Task goal: Write out the listing beneath this instruction in its entirety, exactly as it reads.
───── Stored records ─────
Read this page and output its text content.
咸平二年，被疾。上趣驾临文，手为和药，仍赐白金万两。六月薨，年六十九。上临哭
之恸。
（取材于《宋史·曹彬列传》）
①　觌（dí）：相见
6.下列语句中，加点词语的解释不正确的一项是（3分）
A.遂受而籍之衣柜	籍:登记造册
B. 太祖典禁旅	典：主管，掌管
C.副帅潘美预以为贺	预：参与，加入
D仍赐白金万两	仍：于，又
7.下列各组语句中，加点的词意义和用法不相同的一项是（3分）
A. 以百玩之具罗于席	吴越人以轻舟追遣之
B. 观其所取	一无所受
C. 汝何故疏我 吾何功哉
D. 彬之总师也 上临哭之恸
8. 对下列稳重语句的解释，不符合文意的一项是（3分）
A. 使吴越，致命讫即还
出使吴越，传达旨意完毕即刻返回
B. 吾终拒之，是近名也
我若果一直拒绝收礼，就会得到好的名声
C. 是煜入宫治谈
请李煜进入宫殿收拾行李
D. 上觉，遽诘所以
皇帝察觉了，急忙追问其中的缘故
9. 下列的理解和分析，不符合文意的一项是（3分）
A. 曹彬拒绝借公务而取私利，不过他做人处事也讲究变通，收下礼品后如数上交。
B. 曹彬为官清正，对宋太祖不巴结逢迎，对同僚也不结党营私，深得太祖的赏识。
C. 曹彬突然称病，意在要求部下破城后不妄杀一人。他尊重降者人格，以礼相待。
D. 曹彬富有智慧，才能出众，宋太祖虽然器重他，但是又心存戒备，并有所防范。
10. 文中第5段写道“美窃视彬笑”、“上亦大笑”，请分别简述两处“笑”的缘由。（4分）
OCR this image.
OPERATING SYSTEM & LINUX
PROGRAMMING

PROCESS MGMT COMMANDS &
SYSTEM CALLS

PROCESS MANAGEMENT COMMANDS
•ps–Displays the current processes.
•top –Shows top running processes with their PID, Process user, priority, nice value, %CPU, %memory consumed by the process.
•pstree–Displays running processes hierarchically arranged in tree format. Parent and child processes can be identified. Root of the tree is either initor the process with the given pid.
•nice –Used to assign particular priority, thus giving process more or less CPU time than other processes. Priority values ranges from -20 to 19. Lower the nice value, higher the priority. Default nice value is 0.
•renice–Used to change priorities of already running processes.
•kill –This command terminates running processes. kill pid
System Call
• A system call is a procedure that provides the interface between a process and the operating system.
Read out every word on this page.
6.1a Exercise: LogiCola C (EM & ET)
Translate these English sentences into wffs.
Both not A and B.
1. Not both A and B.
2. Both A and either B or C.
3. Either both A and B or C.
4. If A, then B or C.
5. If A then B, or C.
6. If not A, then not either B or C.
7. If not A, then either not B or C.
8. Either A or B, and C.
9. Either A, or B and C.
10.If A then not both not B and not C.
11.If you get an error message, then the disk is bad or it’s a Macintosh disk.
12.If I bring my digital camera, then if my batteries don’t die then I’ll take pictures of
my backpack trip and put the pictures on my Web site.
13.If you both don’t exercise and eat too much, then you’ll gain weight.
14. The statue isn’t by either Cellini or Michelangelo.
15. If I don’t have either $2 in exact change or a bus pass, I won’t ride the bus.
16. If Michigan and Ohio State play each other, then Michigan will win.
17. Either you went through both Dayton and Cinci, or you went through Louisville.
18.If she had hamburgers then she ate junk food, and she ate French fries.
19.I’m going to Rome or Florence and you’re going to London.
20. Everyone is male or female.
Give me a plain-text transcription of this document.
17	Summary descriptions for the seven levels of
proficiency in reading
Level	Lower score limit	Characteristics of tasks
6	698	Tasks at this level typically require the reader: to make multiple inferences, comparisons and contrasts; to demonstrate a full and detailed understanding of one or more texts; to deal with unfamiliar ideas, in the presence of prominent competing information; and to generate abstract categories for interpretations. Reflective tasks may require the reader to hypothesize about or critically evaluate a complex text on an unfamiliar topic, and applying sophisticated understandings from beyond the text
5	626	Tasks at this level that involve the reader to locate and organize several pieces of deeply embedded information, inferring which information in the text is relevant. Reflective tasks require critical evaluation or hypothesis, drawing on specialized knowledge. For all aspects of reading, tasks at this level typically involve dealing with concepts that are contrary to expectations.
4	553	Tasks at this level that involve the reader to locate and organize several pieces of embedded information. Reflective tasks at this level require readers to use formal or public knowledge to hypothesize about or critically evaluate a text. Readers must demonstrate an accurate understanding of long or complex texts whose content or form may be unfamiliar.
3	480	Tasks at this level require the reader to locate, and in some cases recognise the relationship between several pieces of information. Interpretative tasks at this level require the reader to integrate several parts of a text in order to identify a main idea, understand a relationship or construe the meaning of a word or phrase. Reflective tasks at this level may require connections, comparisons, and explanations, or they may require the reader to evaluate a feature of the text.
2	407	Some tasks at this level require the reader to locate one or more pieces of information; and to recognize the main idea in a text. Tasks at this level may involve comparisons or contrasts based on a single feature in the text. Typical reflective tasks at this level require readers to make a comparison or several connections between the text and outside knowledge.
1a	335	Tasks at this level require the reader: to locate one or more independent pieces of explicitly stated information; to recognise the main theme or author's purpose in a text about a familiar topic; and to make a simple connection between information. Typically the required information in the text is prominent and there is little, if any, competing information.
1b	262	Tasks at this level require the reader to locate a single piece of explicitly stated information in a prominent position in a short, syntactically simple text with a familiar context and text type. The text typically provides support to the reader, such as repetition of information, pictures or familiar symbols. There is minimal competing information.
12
─────
Right answer:
Read this page and output its text content.
咸平二年，被疾。上趣驾临文，手为和药，仍赐白金万两。六月薨，年六十九。上临哭
之恸。
（取材于《宋史·曹彬列传》）
①　觌（dí）：相见
6.下列语句中，加点词语的解释不正确的一项是（3分）
A.遂受而籍之衣柜	籍:登记造册
B. 太祖典禁旅	典：主管，掌管
C.副帅潘美预以为贺	预：参与，加入
D仍赐白金万两	仍：于，又
7.下列各组语句中，加点的词意义和用法不相同的一项是（3分）
A. 以百玩之具罗于席	吴越人以轻舟追遣之
B. 观其所取	一无所受
C. 汝何故疏我 吾何功哉
D. 彬之总师也 上临哭之恸
8. 对下列稳重语句的解释，不符合文意的一项是（3分）
A. 使吴越，致命讫即还
出使吴越，传达旨意完毕即刻返回
B. 吾终拒之，是近名也
我若果一直拒绝收礼，就会得到好的名声
C. 是煜入宫治谈
请李煜进入宫殿收拾行李
D. 上觉，遽诘所以
皇帝察觉了，急忙追问其中的缘故
9. 下列的理解和分析，不符合文意的一项是（3分）
A. 曹彬拒绝借公务而取私利，不过他做人处事也讲究变通，收下礼品后如数上交。
B. 曹彬为官清正，对宋太祖不巴结逢迎，对同僚也不结党营私，深得太祖的赏识。
C. 曹彬突然称病，意在要求部下破城后不妄杀一人。他尊重降者人格，以礼相待。
D. 曹彬富有智慧，才能出众，宋太祖虽然器重他，但是又心存戒备，并有所防范。
10. 文中第5段写道“美窃视彬笑”、“上亦大笑”，请分别简述两处“笑”的缘由。（4分）
OCR this image.
OPERATING SYSTEM & LINUX
PROGRAMMING

PROCESS MGMT COMMANDS &
SYSTEM CALLS

PROCESS MANAGEMENT COMMANDS
•ps–Displays the current processes.
•top –Shows top running processes with their PID, Process user, priority, nice value, %CPU, %memory consumed by the process.
•pstree–Displays running processes hierarchically arranged in tree format. Parent and child processes can be identified. Root of the tree is either initor the process with the given pid.
•nice –Used to assign particular priority, thus giving process more or less CPU time than other processes. Priority values ranges from -20 to 19. Lower the nice value, higher the priority. Default nice value is 0.
•renice–Used to change priorities of already running processes.
•kill –This command terminates running processes. kill pid
System Call
• A system call is a procedure that provides the interface between a process and the operating system.
Read out every word on this page.
6.1a Exercise: LogiCola C (EM & ET)
Translate these English sentences into wffs.
Both not A and B.
1. Not both A and B.
2. Both A and either B or C.
3. Either both A and B or C.
4. If A, then B or C.
5. If A then B, or C.
6. If not A, then not either B or C.
7. If not A, then either not B or C.
8. Either A or B, and C.
9. Either A, or B and C.
10.If A then not both not B and not C.
11.If you get an error message, then the disk is bad or it’s a Macintosh disk.
12.If I bring my digital camera, then if my batteries don’t die then I’ll take pictures of
my backpack trip and put the pictures on my Web site.
13.If you both don’t exercise and eat too much, then you’ll gain weight.
14. The statue isn’t by either Cellini or Michelangelo.
15. If I don’t have either $2 in exact change or a bus pass, I won’t ride the bus.
16. If Michigan and Ohio State play each other, then Michigan will win.
17. Either you went through both Dayton and Cinci, or you went through Louisville.
18.If she had hamburgers then she ate junk food, and she ate French fries.
19.I’m going to Rome or Florence and you’re going to London.
20. Everyone is male or female.
Give me a plain-text transcription of this document.
17	Summary descriptions for the seven levels of
proficiency in reading
Level	Lower score limit	Characteristics of tasks
6	698	Tasks at this level typically require the reader: to make multiple inferences, comparisons and contrasts; to demonstrate a full and detailed understanding of one or more texts; to deal with unfamiliar ideas, in the presence of prominent competing information; and to generate abstract categories for interpretations. Reflective tasks may require the reader to hypothesize about or critically evaluate a complex text on an unfamiliar topic, and applying sophisticated understandings from beyond the text
5	626	Tasks at this level that involve the reader to locate and organize several pieces of deeply embedded information, inferring which information in the text is relevant. Reflective tasks require critical evaluation or hypothesis, drawing on specialized knowledge. For all aspects of reading, tasks at this level typically involve dealing with concepts that are contrary to expectations.
4	553	Tasks at this level that involve the reader to locate and organize several pieces of embedded information. Reflective tasks at this level require readers to use formal or public knowledge to hypothesize about or critically evaluate a text. Readers must demonstrate an accurate understanding of long or complex texts whose content or form may be unfamiliar.
3	480	Tasks at this level require the reader to locate, and in some cases recognise the relationship between several pieces of information. Interpretative tasks at this level require the reader to integrate several parts of a text in order to identify a main idea, understand a relationship or construe the meaning of a word or phrase. Reflective tasks at this level may require connections, comparisons, and explanations, or they may require the reader to evaluate a feature of the text.
2	407	Some tasks at this level require the reader to locate one or more pieces of information; and to recognize the main idea in a text. Tasks at this level may involve comparisons or contrasts based on a single feature in the text. Typical reflective tasks at this level require readers to make a comparison or several connections between the text and outside knowledge.
1a	335	Tasks at this level require the reader: to locate one or more independent pieces of explicitly stated information; to recognise the main theme or author's purpose in a text about a familiar topic; and to make a simple connection between information. Typically the required information in the text is prominent and there is little, if any, competing information.
1b	262	Tasks at this level require the reader to locate a single piece of explicitly stated information in a prominent position in a short, syntactically simple text with a familiar context and text type. The text typically provides support to the reader, such as repetition of information, pictures or familiar symbols. There is minimal competing information.
12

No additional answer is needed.